* **Scopo dell'esercizio**
Ripeti parola per parola tutte le righe qui sotto, ma togli le immagini.

* **Materiale di partenza**
· · · · ·

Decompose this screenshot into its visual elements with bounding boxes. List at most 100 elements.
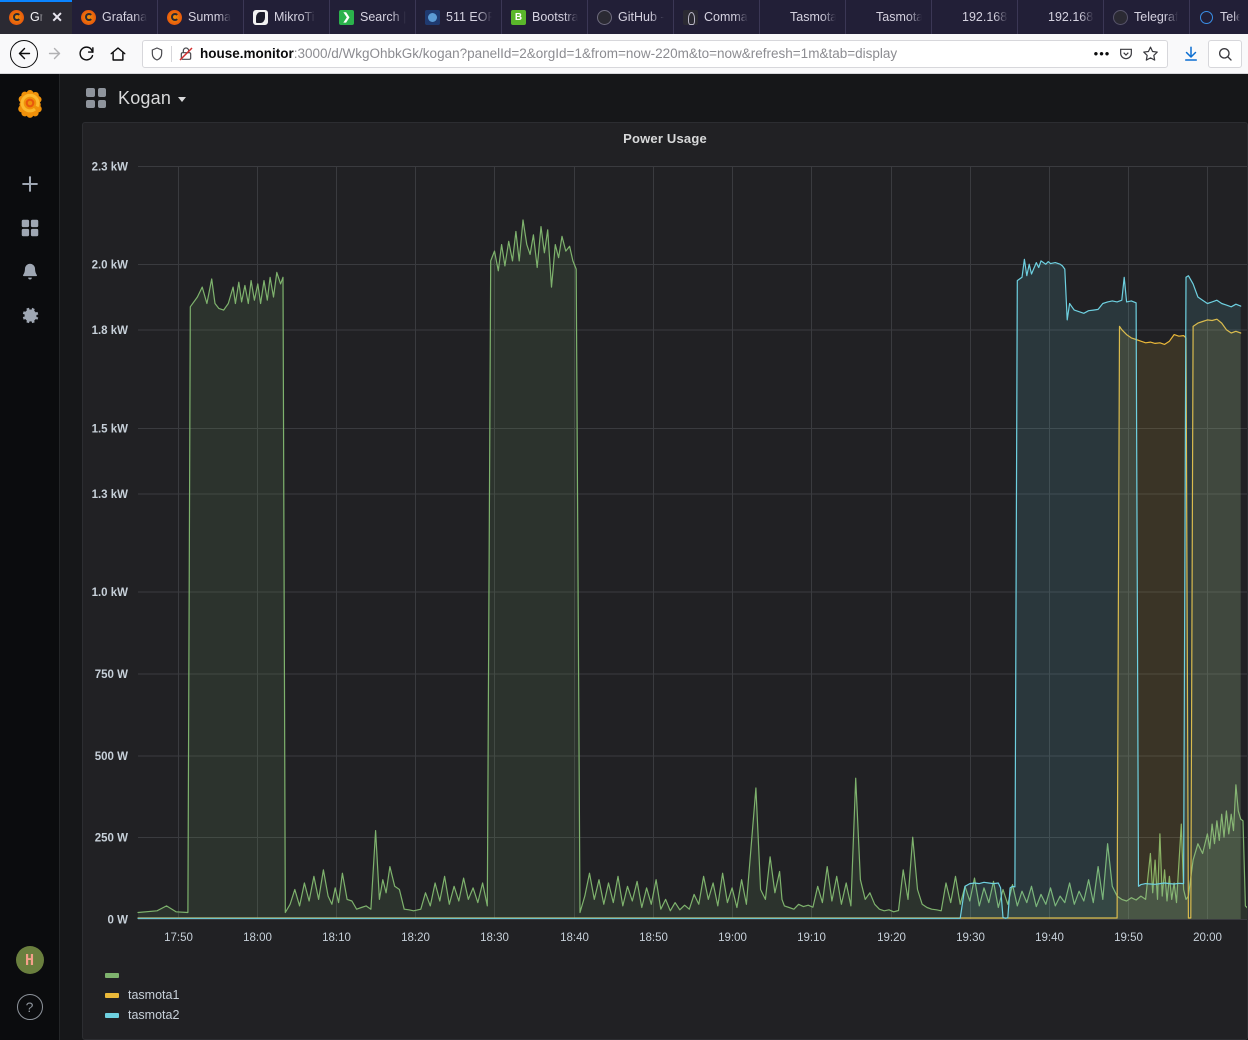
page-actions-icon[interactable]: ••• <box>1091 43 1113 65</box>
graph-panel: Power Usage 0 W250 W500 W750 W1.0 kW1.3 … <box>82 122 1248 1040</box>
svg-text:2.3 kW: 2.3 kW <box>92 162 129 174</box>
blank-icon <box>941 10 956 25</box>
close-icon[interactable]: ✕ <box>49 10 63 24</box>
svg-text:0 W: 0 W <box>108 915 129 927</box>
svg-text:1.0 kW: 1.0 kW <box>92 587 129 599</box>
help-icon[interactable]: ? <box>17 994 43 1020</box>
svg-text:18:50: 18:50 <box>639 932 668 944</box>
browser-tab-title: GitHub - <box>618 10 664 24</box>
blank-icon <box>769 10 784 25</box>
dashboard-header: Kogan <box>60 74 1248 122</box>
url-text[interactable]: house.monitor:3000/d/WkgOhbkGk/kogan?pan… <box>200 46 1085 61</box>
panel-wrapper: Power Usage 0 W250 W500 W750 W1.0 kW1.3 … <box>60 122 1248 1040</box>
svg-text:19:50: 19:50 <box>1114 932 1143 944</box>
legend-item-tasmota2[interactable]: tasmota2 <box>101 1005 1247 1025</box>
grafana-app: H ? Kogan Power Usage 0 W250 W500 W750 W… <box>0 74 1248 1040</box>
svg-text:250 W: 250 W <box>95 833 128 845</box>
browser-tab-title: Search | <box>360 10 406 24</box>
browser-tab-title: Tasmota2 - N <box>876 10 922 24</box>
browser-tab-0[interactable]: Grafa✕ <box>0 0 72 34</box>
browser-tab-title: Telegraf <box>1134 10 1178 24</box>
page-title[interactable]: Kogan <box>118 88 171 109</box>
svg-text:20:00: 20:00 <box>1193 932 1222 944</box>
svg-text:19:30: 19:30 <box>956 932 985 944</box>
browser-tab-2[interactable]: Summa <box>158 0 244 34</box>
legend-item-unnamed[interactable] <box>101 965 1247 985</box>
svg-text:1.3 kW: 1.3 kW <box>92 489 129 501</box>
svg-text:500 W: 500 W <box>95 751 128 763</box>
lock-disabled-icon[interactable] <box>178 46 194 62</box>
svg-text:18:10: 18:10 <box>322 932 351 944</box>
browser-tab-title: Tele <box>1220 10 1240 24</box>
sidebar-item-alerting[interactable] <box>8 250 52 294</box>
svg-text:18:40: 18:40 <box>560 932 589 944</box>
grafana-icon <box>81 10 96 25</box>
browser-tab-8[interactable]: Comma <box>674 0 760 34</box>
address-bar-actions: ••• <box>1091 43 1161 65</box>
legend-color-swatch[interactable] <box>105 993 119 998</box>
address-bar[interactable]: house.monitor:3000/d/WkgOhbkGk/kogan?pan… <box>142 40 1168 68</box>
browser-tab-10[interactable]: Tasmota2 - N <box>846 0 932 34</box>
browser-tab-13[interactable]: Telegraf <box>1104 0 1190 34</box>
browser-tab-1[interactable]: Grafana <box>72 0 158 34</box>
browser-tab-11[interactable]: 192.168.1.11 <box>932 0 1018 34</box>
panel-title[interactable]: Power Usage <box>83 123 1247 150</box>
svg-text:18:00: 18:00 <box>243 932 272 944</box>
bootstrap-icon <box>511 10 526 25</box>
back-button[interactable] <box>10 40 38 68</box>
legend-color-swatch[interactable] <box>105 973 119 978</box>
browser-tab-12[interactable]: 192.168.1.110 <box>1018 0 1104 34</box>
browser-tab-4[interactable]: Search | <box>330 0 416 34</box>
browser-tab-title: Bootstra <box>532 10 578 24</box>
browser-tab-14[interactable]: Tele <box>1190 0 1248 34</box>
browser-tab-7[interactable]: GitHub - <box>588 0 674 34</box>
grafana-logo-icon[interactable] <box>14 88 46 120</box>
mikrotik-icon <box>253 10 268 25</box>
browser-tab-3[interactable]: MikroTi <box>244 0 330 34</box>
forward-button[interactable] <box>38 38 70 70</box>
avatar[interactable]: H <box>16 946 44 974</box>
sidebar-nav: H ? <box>0 74 60 1040</box>
graph-legend: tasmota1 tasmota2 <box>83 961 1247 1039</box>
browser-tab-title: Grafana <box>102 10 147 24</box>
legend-label: tasmota1 <box>128 988 179 1002</box>
bookmark-star-icon[interactable] <box>1139 43 1161 65</box>
browser-search-button[interactable] <box>1208 40 1242 68</box>
browser-tab-5[interactable]: 511 EOP <box>416 0 502 34</box>
home-button[interactable] <box>102 38 134 70</box>
sidebar-item-configuration[interactable] <box>8 294 52 338</box>
browser-navigation-bar: house.monitor:3000/d/WkgOhbkGk/kogan?pan… <box>0 34 1248 74</box>
sidebar-item-create-add[interactable] <box>8 162 52 206</box>
blank-icon <box>855 10 870 25</box>
svg-text:18:20: 18:20 <box>401 932 430 944</box>
browser-tab-6[interactable]: Bootstra <box>502 0 588 34</box>
reload-button[interactable] <box>70 38 102 70</box>
grafana-icon <box>167 10 182 25</box>
browser-tab-9[interactable]: Tasmota - M <box>760 0 846 34</box>
chevron-down-icon[interactable] <box>178 97 186 102</box>
shield-icon[interactable] <box>149 46 165 62</box>
browser-tab-title: 192.168.1.110 <box>1048 10 1094 24</box>
address-bar-divider <box>171 46 172 62</box>
svg-text:1.8 kW: 1.8 kW <box>92 325 129 337</box>
svg-text:19:10: 19:10 <box>797 932 826 944</box>
comma-icon <box>683 10 698 25</box>
svg-text:19:20: 19:20 <box>877 932 906 944</box>
svg-text:17:50: 17:50 <box>164 932 193 944</box>
blank-icon <box>1027 10 1042 25</box>
legend-color-swatch[interactable] <box>105 1013 119 1018</box>
legend-item-tasmota1[interactable]: tasmota1 <box>101 985 1247 1005</box>
svg-text:1.5 kW: 1.5 kW <box>92 423 129 435</box>
browser-tab-title: Summa <box>188 10 231 24</box>
dashboard-grid-icon[interactable] <box>86 88 106 108</box>
downloads-button[interactable] <box>1176 45 1206 63</box>
pocket-icon[interactable] <box>1115 43 1137 65</box>
browser-tab-title: Comma <box>704 10 748 24</box>
browser-tab-title: Tasmota - M <box>790 10 836 24</box>
sidebar-item-dashboards[interactable] <box>8 206 52 250</box>
github-icon <box>597 10 612 25</box>
graph-plot-area[interactable]: 0 W250 W500 W750 W1.0 kW1.3 kW1.5 kW1.8 … <box>83 150 1247 961</box>
browser-chrome: Grafa✕ Grafana Summa MikroTi Search | 511 EOP… <box>0 0 1248 74</box>
svg-text:18:30: 18:30 <box>480 932 509 944</box>
grafana-icon <box>9 10 24 25</box>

· · · · ·

* **Soluzione svolta**
Decompose this screenshot into its visual elements with bounding boxes. List at most 100 elements.
page-actions-icon[interactable]: ••• <box>1091 43 1113 65</box>
graph-panel: Power Usage 0 W250 W500 W750 W1.0 kW1.3 … <box>82 122 1248 1040</box>
svg-text:2.3 kW: 2.3 kW <box>92 162 129 174</box>
blank-icon <box>941 10 956 25</box>
close-icon[interactable]: ✕ <box>49 10 63 24</box>
svg-text:0 W: 0 W <box>108 915 129 927</box>
svg-text:1.0 kW: 1.0 kW <box>92 587 129 599</box>
help-icon[interactable]: ? <box>17 994 43 1020</box>
svg-text:18:50: 18:50 <box>639 932 668 944</box>
browser-tab-title: GitHub - <box>618 10 664 24</box>
blank-icon <box>769 10 784 25</box>
dashboard-header: Kogan <box>60 74 1248 122</box>
url-text[interactable]: house.monitor:3000/d/WkgOhbkGk/kogan?pan… <box>200 46 1085 61</box>
panel-wrapper: Power Usage 0 W250 W500 W750 W1.0 kW1.3 … <box>60 122 1248 1040</box>
svg-text:19:50: 19:50 <box>1114 932 1143 944</box>
legend-item-tasmota2[interactable]: tasmota2 <box>101 1005 1247 1025</box>
grafana-app: H ? Kogan Power Usage 0 W250 W500 W750 W… <box>0 74 1248 1040</box>
svg-text:250 W: 250 W <box>95 833 128 845</box>
browser-tab-title: Search | <box>360 10 406 24</box>
browser-tab-title: Tasmota2 - N <box>876 10 922 24</box>
browser-tab-0[interactable]: Grafa✕ <box>0 0 72 34</box>
browser-tab-title: Telegraf <box>1134 10 1178 24</box>
page-title[interactable]: Kogan <box>118 88 171 109</box>
svg-text:20:00: 20:00 <box>1193 932 1222 944</box>
svg-text:19:30: 19:30 <box>956 932 985 944</box>
browser-tab-2[interactable]: Summa <box>158 0 244 34</box>
legend-item-unnamed[interactable] <box>101 965 1247 985</box>
svg-text:1.3 kW: 1.3 kW <box>92 489 129 501</box>
svg-text:500 W: 500 W <box>95 751 128 763</box>
lock-disabled-icon[interactable] <box>178 46 194 62</box>
svg-text:18:10: 18:10 <box>322 932 351 944</box>
browser-tab-title: Tele <box>1220 10 1240 24</box>
sidebar-item-alerting[interactable] <box>8 250 52 294</box>
svg-text:18:40: 18:40 <box>560 932 589 944</box>
grafana-icon <box>81 10 96 25</box>
browser-tab-8[interactable]: Comma <box>674 0 760 34</box>
address-bar-actions: ••• <box>1091 43 1161 65</box>
legend-color-swatch[interactable] <box>105 993 119 998</box>
address-bar[interactable]: house.monitor:3000/d/WkgOhbkGk/kogan?pan… <box>142 40 1168 68</box>
browser-tab-10[interactable]: Tasmota2 - N <box>846 0 932 34</box>
browser-tab-13[interactable]: Telegraf <box>1104 0 1190 34</box>
browser-tab-1[interactable]: Grafana <box>72 0 158 34</box>
browser-tab-11[interactable]: 192.168.1.11 <box>932 0 1018 34</box>
panel-title[interactable]: Power Usage <box>83 123 1247 150</box>
svg-text:18:00: 18:00 <box>243 932 272 944</box>
bootstrap-icon <box>511 10 526 25</box>
back-button[interactable] <box>10 40 38 68</box>
legend-color-swatch[interactable] <box>105 973 119 978</box>
browser-tab-12[interactable]: 192.168.1.110 <box>1018 0 1104 34</box>
browser-tab-4[interactable]: Search | <box>330 0 416 34</box>
browser-tab-title: Bootstra <box>532 10 578 24</box>
browser-tab-14[interactable]: Tele <box>1190 0 1248 34</box>
browser-tab-7[interactable]: GitHub - <box>588 0 674 34</box>
grafana-logo-icon[interactable] <box>14 88 46 120</box>
mikrotik-icon <box>253 10 268 25</box>
browser-tab-3[interactable]: MikroTi <box>244 0 330 34</box>
forward-button[interactable] <box>38 38 70 70</box>
avatar[interactable]: H <box>16 946 44 974</box>
sidebar-nav: H ? <box>0 74 60 1040</box>
graph-legend: tasmota1 tasmota2 <box>83 961 1247 1039</box>
browser-tab-title: Grafana <box>102 10 147 24</box>
legend-label: tasmota1 <box>128 988 179 1002</box>
bookmark-star-icon[interactable] <box>1139 43 1161 65</box>
browser-search-button[interactable] <box>1208 40 1242 68</box>
browser-tab-5[interactable]: 511 EOP <box>416 0 502 34</box>
home-button[interactable] <box>102 38 134 70</box>
sidebar-item-configuration[interactable] <box>8 294 52 338</box>
browser-navigation-bar: house.monitor:3000/d/WkgOhbkGk/kogan?pan… <box>0 34 1248 74</box>
sidebar-item-create-add[interactable] <box>8 162 52 206</box>
blank-icon <box>855 10 870 25</box>
svg-text:18:20: 18:20 <box>401 932 430 944</box>
browser-tab-6[interactable]: Bootstra <box>502 0 588 34</box>
reload-button[interactable] <box>70 38 102 70</box>
grafana-icon <box>167 10 182 25</box>
browser-tab-9[interactable]: Tasmota - M <box>760 0 846 34</box>
chevron-down-icon[interactable] <box>178 97 186 102</box>
shield-icon[interactable] <box>149 46 165 62</box>
browser-tab-title: 192.168.1.110 <box>1048 10 1094 24</box>
address-bar-divider <box>171 46 172 62</box>
svg-text:1.8 kW: 1.8 kW <box>92 325 129 337</box>
svg-text:19:10: 19:10 <box>797 932 826 944</box>
comma-icon <box>683 10 698 25</box>
svg-text:19:20: 19:20 <box>877 932 906 944</box>
svg-text:17:50: 17:50 <box>164 932 193 944</box>
blank-icon <box>1027 10 1042 25</box>
legend-color-swatch[interactable] <box>105 1013 119 1018</box>
legend-item-tasmota1[interactable]: tasmota1 <box>101 985 1247 1005</box>
svg-text:1.5 kW: 1.5 kW <box>92 423 129 435</box>
browser-tab-title: Summa <box>188 10 231 24</box>
dashboard-grid-icon[interactable] <box>86 88 106 108</box>
downloads-button[interactable] <box>1176 45 1206 63</box>
pocket-icon[interactable] <box>1115 43 1137 65</box>
browser-tab-title: Comma <box>704 10 748 24</box>
browser-tab-title: Tasmota - M <box>790 10 836 24</box>
sidebar-item-dashboards[interactable] <box>8 206 52 250</box>
github-icon <box>597 10 612 25</box>
graph-plot-area[interactable]: 0 W250 W500 W750 W1.0 kW1.3 kW1.5 kW1.8 … <box>83 150 1247 961</box>
browser-chrome: Grafa✕ Grafana Summa MikroTi Search | 511 EOP… <box>0 0 1248 74</box>
svg-text:18:30: 18:30 <box>480 932 509 944</box>
grafana-icon <box>9 10 24 25</box>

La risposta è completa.